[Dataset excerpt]
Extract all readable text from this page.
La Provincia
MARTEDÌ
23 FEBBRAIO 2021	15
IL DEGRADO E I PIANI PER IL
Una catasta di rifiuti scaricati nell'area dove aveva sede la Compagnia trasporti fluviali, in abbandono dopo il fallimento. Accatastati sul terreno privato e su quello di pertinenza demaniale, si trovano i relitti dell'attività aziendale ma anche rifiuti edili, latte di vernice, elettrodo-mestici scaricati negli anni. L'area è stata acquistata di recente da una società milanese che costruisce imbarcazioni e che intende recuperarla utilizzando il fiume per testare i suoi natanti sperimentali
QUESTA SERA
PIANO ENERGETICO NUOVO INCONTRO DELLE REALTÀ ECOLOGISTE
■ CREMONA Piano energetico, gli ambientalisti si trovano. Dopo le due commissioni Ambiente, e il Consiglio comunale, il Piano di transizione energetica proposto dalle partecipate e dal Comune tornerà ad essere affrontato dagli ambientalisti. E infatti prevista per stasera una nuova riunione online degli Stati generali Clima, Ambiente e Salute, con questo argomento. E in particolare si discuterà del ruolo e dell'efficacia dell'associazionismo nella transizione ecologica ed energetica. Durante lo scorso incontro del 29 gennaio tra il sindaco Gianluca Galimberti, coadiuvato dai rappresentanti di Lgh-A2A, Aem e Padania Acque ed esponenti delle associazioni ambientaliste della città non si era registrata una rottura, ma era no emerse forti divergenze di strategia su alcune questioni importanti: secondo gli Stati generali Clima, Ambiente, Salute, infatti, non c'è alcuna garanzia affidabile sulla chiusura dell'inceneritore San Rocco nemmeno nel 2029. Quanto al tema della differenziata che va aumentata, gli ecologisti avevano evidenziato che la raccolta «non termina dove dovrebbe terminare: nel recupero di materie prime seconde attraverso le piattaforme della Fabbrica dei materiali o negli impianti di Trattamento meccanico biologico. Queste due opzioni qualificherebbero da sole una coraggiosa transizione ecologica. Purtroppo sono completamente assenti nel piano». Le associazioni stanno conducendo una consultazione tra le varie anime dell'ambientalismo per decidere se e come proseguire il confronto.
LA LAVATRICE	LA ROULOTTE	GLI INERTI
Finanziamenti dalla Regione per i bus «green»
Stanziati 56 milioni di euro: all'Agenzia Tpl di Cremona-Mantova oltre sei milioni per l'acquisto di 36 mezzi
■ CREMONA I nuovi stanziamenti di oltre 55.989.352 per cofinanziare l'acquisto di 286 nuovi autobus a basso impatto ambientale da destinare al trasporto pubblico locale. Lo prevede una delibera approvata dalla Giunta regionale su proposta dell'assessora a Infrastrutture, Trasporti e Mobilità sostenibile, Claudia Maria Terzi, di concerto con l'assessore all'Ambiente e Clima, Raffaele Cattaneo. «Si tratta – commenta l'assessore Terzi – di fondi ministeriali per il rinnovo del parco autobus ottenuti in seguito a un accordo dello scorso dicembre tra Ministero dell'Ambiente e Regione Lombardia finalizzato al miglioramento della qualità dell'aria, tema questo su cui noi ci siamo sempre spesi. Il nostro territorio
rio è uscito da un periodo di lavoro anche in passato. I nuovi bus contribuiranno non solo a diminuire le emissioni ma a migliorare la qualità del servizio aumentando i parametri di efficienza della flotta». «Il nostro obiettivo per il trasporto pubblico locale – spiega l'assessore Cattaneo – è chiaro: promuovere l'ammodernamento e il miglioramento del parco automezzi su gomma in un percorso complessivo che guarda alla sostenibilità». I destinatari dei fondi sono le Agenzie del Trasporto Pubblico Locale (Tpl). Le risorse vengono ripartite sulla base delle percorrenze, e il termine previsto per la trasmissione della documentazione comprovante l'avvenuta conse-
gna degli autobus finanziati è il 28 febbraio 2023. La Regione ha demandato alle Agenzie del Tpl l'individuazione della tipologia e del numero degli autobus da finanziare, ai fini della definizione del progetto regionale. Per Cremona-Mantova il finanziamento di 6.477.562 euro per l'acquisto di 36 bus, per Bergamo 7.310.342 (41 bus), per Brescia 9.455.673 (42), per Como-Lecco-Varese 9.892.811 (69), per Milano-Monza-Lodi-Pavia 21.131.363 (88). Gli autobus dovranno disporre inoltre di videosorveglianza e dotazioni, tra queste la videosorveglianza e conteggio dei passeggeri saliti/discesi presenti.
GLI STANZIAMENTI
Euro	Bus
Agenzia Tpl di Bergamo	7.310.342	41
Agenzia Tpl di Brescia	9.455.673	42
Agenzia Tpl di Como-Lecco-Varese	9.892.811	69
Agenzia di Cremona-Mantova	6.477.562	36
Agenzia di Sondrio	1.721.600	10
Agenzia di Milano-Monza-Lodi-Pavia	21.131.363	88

AIM OF THE EXERCISE:
Using the listing above, retype each line exactly.

OUTPUT FOR THIS EXERCISE:
Extract all readable text from this page.
La Provincia
MARTEDÌ
23 FEBBRAIO 2021	15
IL DEGRADO E I PIANI PER IL
Una catasta di rifiuti scaricati nell'area dove aveva sede la Compagnia trasporti fluviali, in abbandono dopo il fallimento. Accatastati sul terreno privato e su quello di pertinenza demaniale, si trovano i relitti dell'attività aziendale ma anche rifiuti edili, latte di vernice, elettrodo-mestici scaricati negli anni. L'area è stata acquistata di recente da una società milanese che costruisce imbarcazioni e che intende recuperarla utilizzando il fiume per testare i suoi natanti sperimentali
QUESTA SERA
PIANO ENERGETICO NUOVO INCONTRO DELLE REALTÀ ECOLOGISTE
■ CREMONA Piano energetico, gli ambientalisti si trovano. Dopo le due commissioni Ambiente, e il Consiglio comunale, il Piano di transizione energetica proposto dalle partecipate e dal Comune tornerà ad essere affrontato dagli ambientalisti. E infatti prevista per stasera una nuova riunione online degli Stati generali Clima, Ambiente e Salute, con questo argomento. E in particolare si discuterà del ruolo e dell'efficacia dell'associazionismo nella transizione ecologica ed energetica. Durante lo scorso incontro del 29 gennaio tra il sindaco Gianluca Galimberti, coadiuvato dai rappresentanti di Lgh-A2A, Aem e Padania Acque ed esponenti delle associazioni ambientaliste della città non si era registrata una rottura, ma era no emerse forti divergenze di strategia su alcune questioni importanti: secondo gli Stati generali Clima, Ambiente, Salute, infatti, non c'è alcuna garanzia affidabile sulla chiusura dell'inceneritore San Rocco nemmeno nel 2029. Quanto al tema della differenziata che va aumentata, gli ecologisti avevano evidenziato che la raccolta «non termina dove dovrebbe terminare: nel recupero di materie prime seconde attraverso le piattaforme della Fabbrica dei materiali o negli impianti di Trattamento meccanico biologico. Queste due opzioni qualificherebbero da sole una coraggiosa transizione ecologica. Purtroppo sono completamente assenti nel piano». Le associazioni stanno conducendo una consultazione tra le varie anime dell'ambientalismo per decidere se e come proseguire il confronto.
LA LAVATRICE	LA ROULOTTE	GLI INERTI
Finanziamenti dalla Regione per i bus «green»
Stanziati 56 milioni di euro: all'Agenzia Tpl di Cremona-Mantova oltre sei milioni per l'acquisto di 36 mezzi
■ CREMONA I nuovi stanziamenti di oltre 55.989.352 per cofinanziare l'acquisto di 286 nuovi autobus a basso impatto ambientale da destinare al trasporto pubblico locale. Lo prevede una delibera approvata dalla Giunta regionale su proposta dell'assessora a Infrastrutture, Trasporti e Mobilità sostenibile, Claudia Maria Terzi, di concerto con l'assessore all'Ambiente e Clima, Raffaele Cattaneo. «Si tratta – commenta l'assessore Terzi – di fondi ministeriali per il rinnovo del parco autobus ottenuti in seguito a un accordo dello scorso dicembre tra Ministero dell'Ambiente e Regione Lombardia finalizzato al miglioramento della qualità dell'aria, tema questo su cui noi ci siamo sempre spesi. Il nostro territorio
rio è uscito da un periodo di lavoro anche in passato. I nuovi bus contribuiranno non solo a diminuire le emissioni ma a migliorare la qualità del servizio aumentando i parametri di efficienza della flotta». «Il nostro obiettivo per il trasporto pubblico locale – spiega l'assessore Cattaneo – è chiaro: promuovere l'ammodernamento e il miglioramento del parco automezzi su gomma in un percorso complessivo che guarda alla sostenibilità». I destinatari dei fondi sono le Agenzie del Trasporto Pubblico Locale (Tpl). Le risorse vengono ripartite sulla base delle percorrenze, e il termine previsto per la trasmissione della documentazione comprovante l'avvenuta conse-
gna degli autobus finanziati è il 28 febbraio 2023. La Regione ha demandato alle Agenzie del Tpl l'individuazione della tipologia e del numero degli autobus da finanziare, ai fini della definizione del progetto regionale. Per Cremona-Mantova il finanziamento di 6.477.562 euro per l'acquisto di 36 bus, per Bergamo 7.310.342 (41 bus), per Brescia 9.455.673 (42), per Como-Lecco-Varese 9.892.811 (69), per Milano-Monza-Lodi-Pavia 21.131.363 (88). Gli autobus dovranno disporre inoltre di videosorveglianza e dotazioni, tra queste la videosorveglianza e conteggio dei passeggeri saliti/discesi presenti.
GLI STANZIAMENTI
Euro	Bus
Agenzia Tpl di Bergamo	7.310.342	41
Agenzia Tpl di Brescia	9.455.673	42
Agenzia Tpl di Como-Lecco-Varese	9.892.811	69
Agenzia di Cremona-Mantova	6.477.562	36
Agenzia di Sondrio	1.721.600	10
Agenzia di Milano-Monza-Lodi-Pavia	21.131.363	88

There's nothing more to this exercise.